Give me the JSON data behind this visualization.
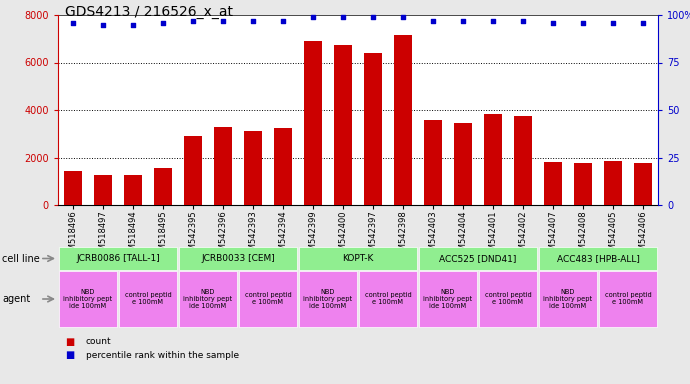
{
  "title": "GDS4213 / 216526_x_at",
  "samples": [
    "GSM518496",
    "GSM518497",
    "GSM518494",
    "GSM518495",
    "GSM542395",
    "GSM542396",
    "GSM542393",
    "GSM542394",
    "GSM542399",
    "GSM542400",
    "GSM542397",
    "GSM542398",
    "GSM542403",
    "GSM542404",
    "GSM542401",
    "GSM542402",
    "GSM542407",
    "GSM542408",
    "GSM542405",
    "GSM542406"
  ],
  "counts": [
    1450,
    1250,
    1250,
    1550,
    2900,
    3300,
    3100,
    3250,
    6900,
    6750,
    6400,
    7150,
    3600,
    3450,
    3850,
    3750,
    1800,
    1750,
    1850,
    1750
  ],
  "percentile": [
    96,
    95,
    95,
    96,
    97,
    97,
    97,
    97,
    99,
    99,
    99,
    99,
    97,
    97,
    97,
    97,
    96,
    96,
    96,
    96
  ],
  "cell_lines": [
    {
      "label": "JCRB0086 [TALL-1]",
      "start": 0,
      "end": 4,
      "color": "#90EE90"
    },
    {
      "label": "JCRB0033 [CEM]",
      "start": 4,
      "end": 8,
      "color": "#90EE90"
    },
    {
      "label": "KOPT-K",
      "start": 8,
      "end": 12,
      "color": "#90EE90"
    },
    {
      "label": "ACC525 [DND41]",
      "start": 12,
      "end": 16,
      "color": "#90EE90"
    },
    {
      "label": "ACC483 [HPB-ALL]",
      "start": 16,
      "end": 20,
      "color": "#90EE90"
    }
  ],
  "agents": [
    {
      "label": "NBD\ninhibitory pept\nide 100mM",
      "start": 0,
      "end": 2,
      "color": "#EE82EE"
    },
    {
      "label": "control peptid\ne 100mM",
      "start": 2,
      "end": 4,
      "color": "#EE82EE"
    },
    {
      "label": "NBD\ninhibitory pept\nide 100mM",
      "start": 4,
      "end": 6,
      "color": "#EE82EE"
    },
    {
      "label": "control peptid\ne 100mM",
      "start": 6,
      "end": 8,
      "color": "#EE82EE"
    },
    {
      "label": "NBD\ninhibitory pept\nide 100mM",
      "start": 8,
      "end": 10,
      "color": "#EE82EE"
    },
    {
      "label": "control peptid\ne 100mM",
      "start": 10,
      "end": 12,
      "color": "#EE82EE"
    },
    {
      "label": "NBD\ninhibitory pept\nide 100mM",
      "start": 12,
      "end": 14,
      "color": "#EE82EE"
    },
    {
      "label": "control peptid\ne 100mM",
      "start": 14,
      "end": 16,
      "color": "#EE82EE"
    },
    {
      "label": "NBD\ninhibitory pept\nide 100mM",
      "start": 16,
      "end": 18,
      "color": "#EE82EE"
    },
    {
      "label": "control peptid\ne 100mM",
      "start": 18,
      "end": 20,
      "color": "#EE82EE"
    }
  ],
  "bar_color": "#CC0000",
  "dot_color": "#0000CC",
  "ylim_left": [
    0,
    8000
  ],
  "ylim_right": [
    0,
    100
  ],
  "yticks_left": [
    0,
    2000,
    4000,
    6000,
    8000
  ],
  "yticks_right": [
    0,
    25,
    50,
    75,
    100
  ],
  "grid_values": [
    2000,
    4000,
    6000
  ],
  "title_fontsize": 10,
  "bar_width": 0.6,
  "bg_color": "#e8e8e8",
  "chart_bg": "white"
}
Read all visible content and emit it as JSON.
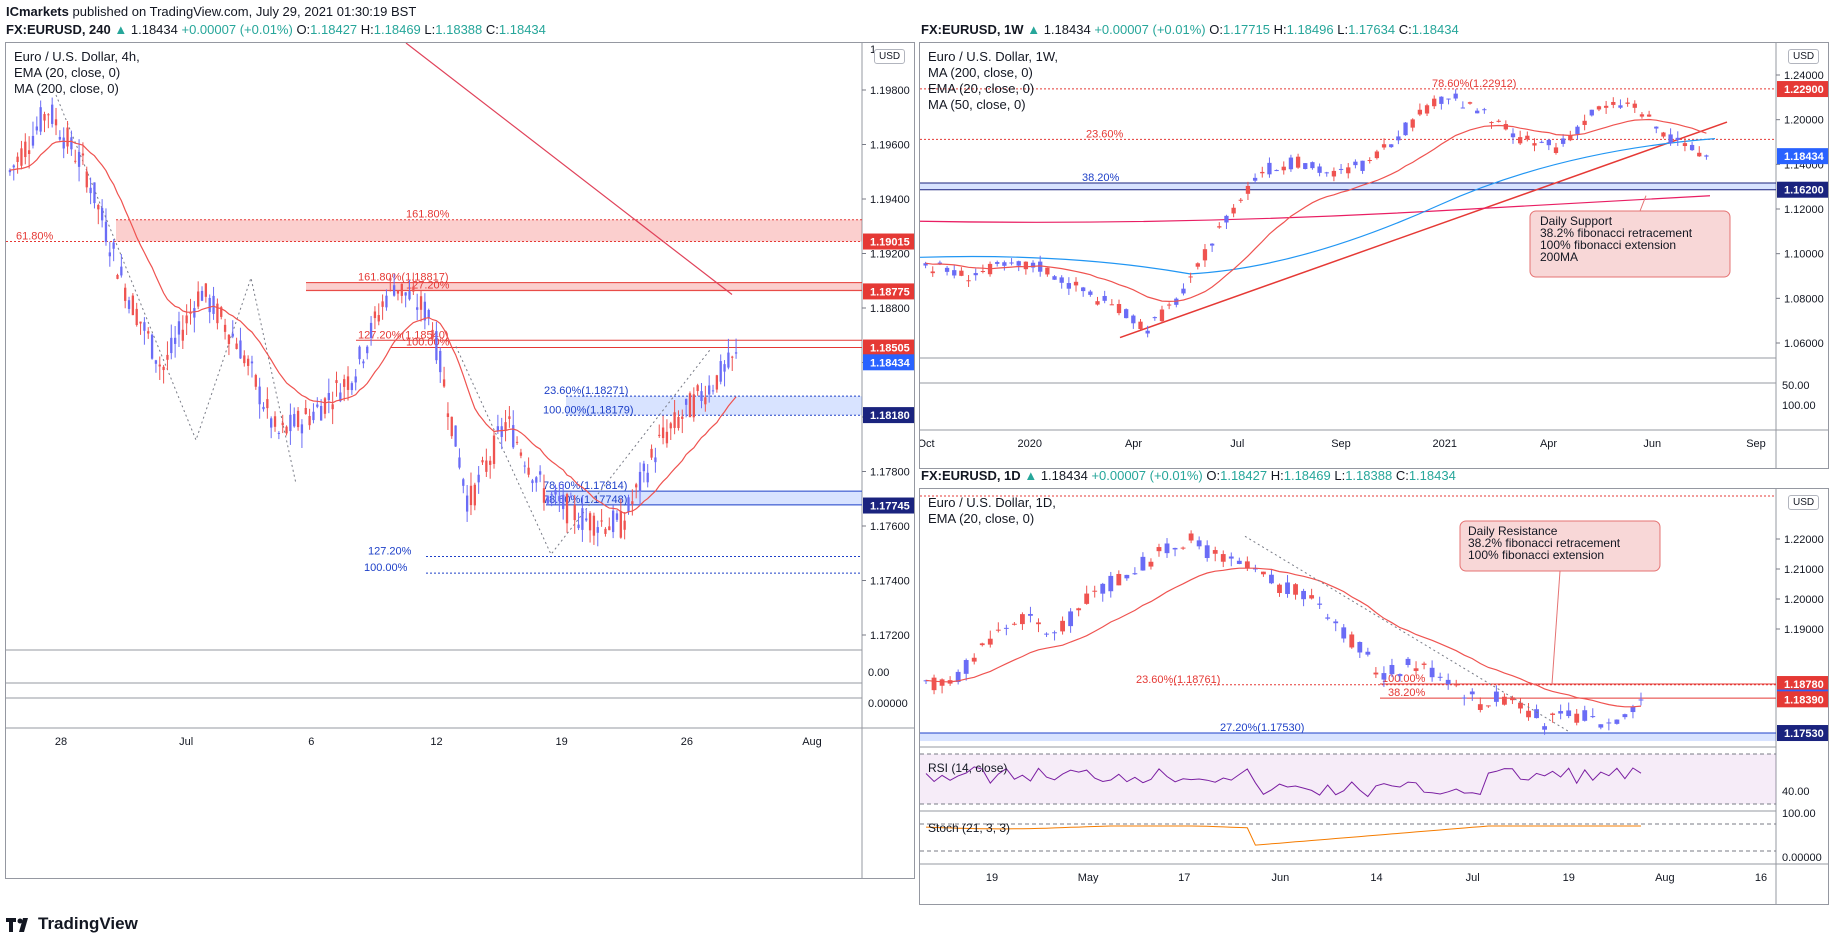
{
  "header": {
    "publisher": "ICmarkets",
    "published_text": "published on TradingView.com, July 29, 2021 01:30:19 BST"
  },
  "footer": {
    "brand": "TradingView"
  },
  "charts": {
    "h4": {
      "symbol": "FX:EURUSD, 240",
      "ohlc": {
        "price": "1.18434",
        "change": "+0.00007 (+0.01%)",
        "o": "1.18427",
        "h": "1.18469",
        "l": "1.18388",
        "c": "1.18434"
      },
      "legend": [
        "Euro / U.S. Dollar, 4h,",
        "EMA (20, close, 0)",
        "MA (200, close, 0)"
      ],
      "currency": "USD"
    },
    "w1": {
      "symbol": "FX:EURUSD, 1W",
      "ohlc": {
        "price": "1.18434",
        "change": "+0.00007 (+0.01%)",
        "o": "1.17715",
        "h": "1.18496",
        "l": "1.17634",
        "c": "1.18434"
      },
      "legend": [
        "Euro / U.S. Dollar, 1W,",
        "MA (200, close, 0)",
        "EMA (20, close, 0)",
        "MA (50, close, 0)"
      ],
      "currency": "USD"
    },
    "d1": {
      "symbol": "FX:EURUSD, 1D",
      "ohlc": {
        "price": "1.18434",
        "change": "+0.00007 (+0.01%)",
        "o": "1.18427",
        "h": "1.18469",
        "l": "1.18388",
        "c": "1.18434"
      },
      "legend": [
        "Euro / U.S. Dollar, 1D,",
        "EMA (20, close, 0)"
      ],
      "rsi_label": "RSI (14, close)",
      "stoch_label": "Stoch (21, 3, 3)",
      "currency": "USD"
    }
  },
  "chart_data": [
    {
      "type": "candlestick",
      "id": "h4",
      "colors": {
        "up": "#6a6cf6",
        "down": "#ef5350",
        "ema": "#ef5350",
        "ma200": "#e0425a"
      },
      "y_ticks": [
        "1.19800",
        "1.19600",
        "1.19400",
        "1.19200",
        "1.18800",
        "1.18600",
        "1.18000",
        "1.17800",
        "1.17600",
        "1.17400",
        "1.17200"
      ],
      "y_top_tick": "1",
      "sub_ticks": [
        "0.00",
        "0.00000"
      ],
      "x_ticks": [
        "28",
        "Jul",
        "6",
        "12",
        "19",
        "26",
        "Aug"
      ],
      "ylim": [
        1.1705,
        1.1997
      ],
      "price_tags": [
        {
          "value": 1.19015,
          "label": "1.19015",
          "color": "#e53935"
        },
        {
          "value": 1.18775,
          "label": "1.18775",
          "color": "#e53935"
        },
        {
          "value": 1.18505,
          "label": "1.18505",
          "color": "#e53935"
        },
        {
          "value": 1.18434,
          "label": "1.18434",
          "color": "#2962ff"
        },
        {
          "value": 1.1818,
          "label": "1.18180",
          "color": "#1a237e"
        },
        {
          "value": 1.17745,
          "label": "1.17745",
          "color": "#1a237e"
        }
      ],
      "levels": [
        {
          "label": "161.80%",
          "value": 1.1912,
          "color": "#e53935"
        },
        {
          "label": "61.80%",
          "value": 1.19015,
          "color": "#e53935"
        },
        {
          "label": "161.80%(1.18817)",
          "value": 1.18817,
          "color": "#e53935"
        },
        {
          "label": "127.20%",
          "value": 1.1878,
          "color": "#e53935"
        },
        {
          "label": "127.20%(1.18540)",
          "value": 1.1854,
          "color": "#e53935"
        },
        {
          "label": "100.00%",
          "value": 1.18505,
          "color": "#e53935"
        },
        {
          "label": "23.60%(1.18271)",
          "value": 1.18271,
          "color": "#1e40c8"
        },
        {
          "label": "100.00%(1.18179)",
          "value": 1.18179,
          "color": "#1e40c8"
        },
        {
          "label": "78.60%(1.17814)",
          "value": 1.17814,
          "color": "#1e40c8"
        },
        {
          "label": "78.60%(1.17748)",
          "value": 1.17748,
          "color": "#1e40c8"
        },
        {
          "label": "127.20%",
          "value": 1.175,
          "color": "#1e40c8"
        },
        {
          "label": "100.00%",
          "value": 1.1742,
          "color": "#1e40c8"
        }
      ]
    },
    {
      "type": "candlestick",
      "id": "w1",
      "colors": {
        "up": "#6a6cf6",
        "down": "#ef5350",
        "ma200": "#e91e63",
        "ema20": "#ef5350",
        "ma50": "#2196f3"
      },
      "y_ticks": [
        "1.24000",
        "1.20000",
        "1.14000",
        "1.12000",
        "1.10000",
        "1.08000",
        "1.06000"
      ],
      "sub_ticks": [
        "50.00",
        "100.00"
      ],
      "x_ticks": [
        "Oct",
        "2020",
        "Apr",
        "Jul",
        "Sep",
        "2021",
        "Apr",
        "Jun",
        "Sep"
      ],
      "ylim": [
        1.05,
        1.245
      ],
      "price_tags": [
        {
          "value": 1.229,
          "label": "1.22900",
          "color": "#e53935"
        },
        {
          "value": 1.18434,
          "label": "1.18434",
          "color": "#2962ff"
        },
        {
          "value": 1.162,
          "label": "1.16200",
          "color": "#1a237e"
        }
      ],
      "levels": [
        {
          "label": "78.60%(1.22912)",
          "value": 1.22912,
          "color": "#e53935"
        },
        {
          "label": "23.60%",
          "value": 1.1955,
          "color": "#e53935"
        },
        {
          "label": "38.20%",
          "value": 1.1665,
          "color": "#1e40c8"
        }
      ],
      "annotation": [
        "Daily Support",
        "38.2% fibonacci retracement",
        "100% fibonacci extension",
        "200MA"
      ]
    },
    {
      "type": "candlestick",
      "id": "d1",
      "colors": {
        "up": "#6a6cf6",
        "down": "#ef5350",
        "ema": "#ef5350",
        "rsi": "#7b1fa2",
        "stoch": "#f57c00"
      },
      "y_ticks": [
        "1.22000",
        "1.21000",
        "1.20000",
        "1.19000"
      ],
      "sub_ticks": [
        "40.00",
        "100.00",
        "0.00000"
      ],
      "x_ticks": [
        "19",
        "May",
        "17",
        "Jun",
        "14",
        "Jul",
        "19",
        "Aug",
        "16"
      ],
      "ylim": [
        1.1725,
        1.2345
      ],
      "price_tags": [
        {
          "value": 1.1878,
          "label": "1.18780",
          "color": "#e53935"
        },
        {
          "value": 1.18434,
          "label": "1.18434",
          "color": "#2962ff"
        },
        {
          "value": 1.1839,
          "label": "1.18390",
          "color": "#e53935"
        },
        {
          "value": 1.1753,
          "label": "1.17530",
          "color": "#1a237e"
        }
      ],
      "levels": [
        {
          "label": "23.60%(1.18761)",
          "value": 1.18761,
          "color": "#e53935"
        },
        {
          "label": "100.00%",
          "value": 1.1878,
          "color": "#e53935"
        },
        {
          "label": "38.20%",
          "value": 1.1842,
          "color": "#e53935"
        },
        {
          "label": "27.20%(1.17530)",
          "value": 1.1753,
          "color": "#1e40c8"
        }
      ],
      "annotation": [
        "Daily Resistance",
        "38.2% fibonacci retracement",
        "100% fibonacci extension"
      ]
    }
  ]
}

────────────────────────────────────────

REQUIREMENTS -
Find the word "TradingView" in the data and copy out each line where it turns up.

RESULT FOR THIS EXERCISE -
    "published_text": "published on TradingView.com, July 29, 2021 01:30:19 BST"
    "brand": "TradingView"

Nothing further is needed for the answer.